*Your objective:*
Search the data for the word "JSON". Reproduce every line where it is found.

------------

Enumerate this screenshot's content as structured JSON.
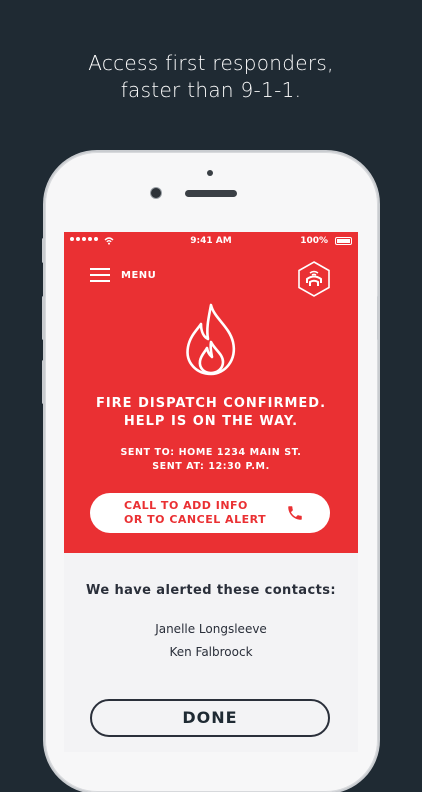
{
  "headline": {
    "line1": "Access first responders,",
    "line2": "faster than 9-1-1."
  },
  "status_bar": {
    "time": "9:41 AM",
    "battery": "100%"
  },
  "header": {
    "menu_label": "MENU"
  },
  "alert": {
    "title_line1": "FIRE DISPATCH CONFIRMED.",
    "title_line2": "HELP IS ON THE WAY.",
    "sent_to": "SENT TO: HOME 1234 MAIN ST.",
    "sent_at": "SENT AT: 12:30 P.M."
  },
  "call_button": {
    "line1": "CALL TO ADD INFO",
    "line2": "OR TO CANCEL ALERT"
  },
  "contacts": {
    "title": "We have alerted these contacts:",
    "items": [
      "Janelle Longsleeve",
      "Ken Falbroock"
    ]
  },
  "done_label": "DONE",
  "colors": {
    "background": "#1f2a33",
    "accent_red": "#ea3033",
    "text_dark": "#2a2f3a"
  },
  "icons": [
    "signal-icon",
    "wifi-icon",
    "battery-icon",
    "hamburger-menu-icon",
    "app-logo-icon",
    "flame-icon",
    "phone-icon"
  ]
}
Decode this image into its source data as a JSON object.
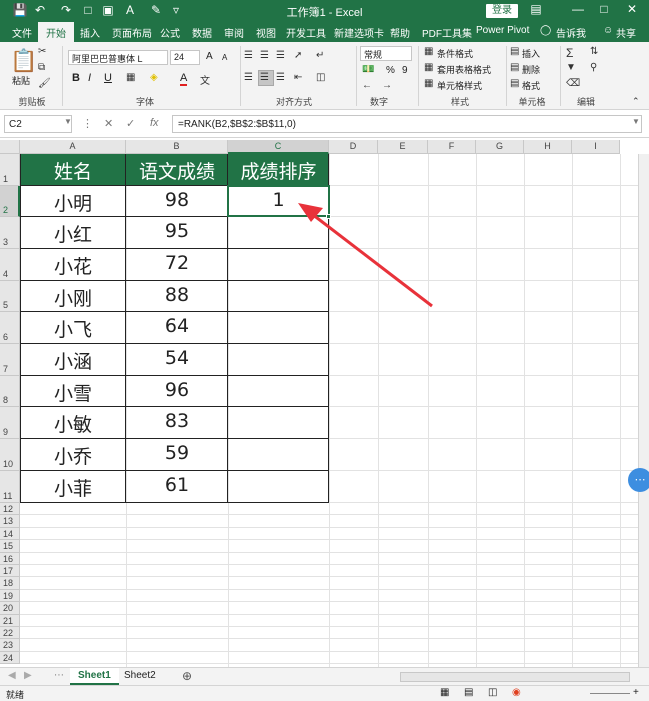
{
  "window": {
    "title": "工作簿1 - Excel",
    "login_label": "登录",
    "quick_access_icons": [
      "save-icon",
      "undo-icon",
      "redo-icon",
      "new-file-icon",
      "print-preview-icon",
      "font-color-icon",
      "format-painter-icon",
      "customize-icon"
    ]
  },
  "tabs": [
    "文件",
    "开始",
    "插入",
    "页面布局",
    "公式",
    "数据",
    "审阅",
    "视图",
    "开发工具",
    "新建选项卡",
    "帮助",
    "PDF工具集",
    "Power Pivot",
    "告诉我",
    "共享"
  ],
  "active_tab": "开始",
  "ribbon": {
    "paste_label": "粘贴",
    "clipboard_label": "剪贴板",
    "font_name": "阿里巴巴普惠体 L",
    "font_size": "24",
    "font_label": "字体",
    "alignment_label": "对齐方式",
    "number_format": "常规",
    "number_label": "数字",
    "conditional_format": "条件格式",
    "table_format": "套用表格格式",
    "cell_style": "单元格样式",
    "styles_label": "样式",
    "insert": "插入",
    "delete": "删除",
    "format": "格式",
    "cells_label": "单元格",
    "editing_label": "编辑",
    "bold": "B",
    "italic": "I",
    "underline": "U",
    "font_color": "A",
    "grow": "A",
    "shrink": "A",
    "percent": "%",
    "comma": "9"
  },
  "formula_bar": {
    "name_box": "C2",
    "formula": "=RANK(B2,$B$2:$B$11,0)"
  },
  "columns": [
    "A",
    "B",
    "C",
    "D",
    "E",
    "F",
    "G",
    "H",
    "I"
  ],
  "rows": [
    "1",
    "2",
    "3",
    "4",
    "5",
    "6",
    "7",
    "8",
    "9",
    "10",
    "11",
    "12",
    "13",
    "14",
    "15",
    "16",
    "17",
    "18",
    "19",
    "20",
    "21",
    "22",
    "23",
    "24"
  ],
  "table": {
    "headers": [
      "姓名",
      "语文成绩",
      "成绩排序"
    ],
    "rows": [
      [
        "小明",
        "98",
        "1"
      ],
      [
        "小红",
        "95",
        ""
      ],
      [
        "小花",
        "72",
        ""
      ],
      [
        "小刚",
        "88",
        ""
      ],
      [
        "小飞",
        "64",
        ""
      ],
      [
        "小涵",
        "54",
        ""
      ],
      [
        "小雪",
        "96",
        ""
      ],
      [
        "小敏",
        "83",
        ""
      ],
      [
        "小乔",
        "59",
        ""
      ],
      [
        "小菲",
        "61",
        ""
      ]
    ]
  },
  "sheets": [
    "Sheet1",
    "Sheet2"
  ],
  "status": "就绪",
  "colors": {
    "accent": "#217346",
    "arrow": "#e8323a"
  }
}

------------

*Output of the exercise:*
Enumerate this screenshot's content as structured JSON.
Decode this image into its source data as a JSON object.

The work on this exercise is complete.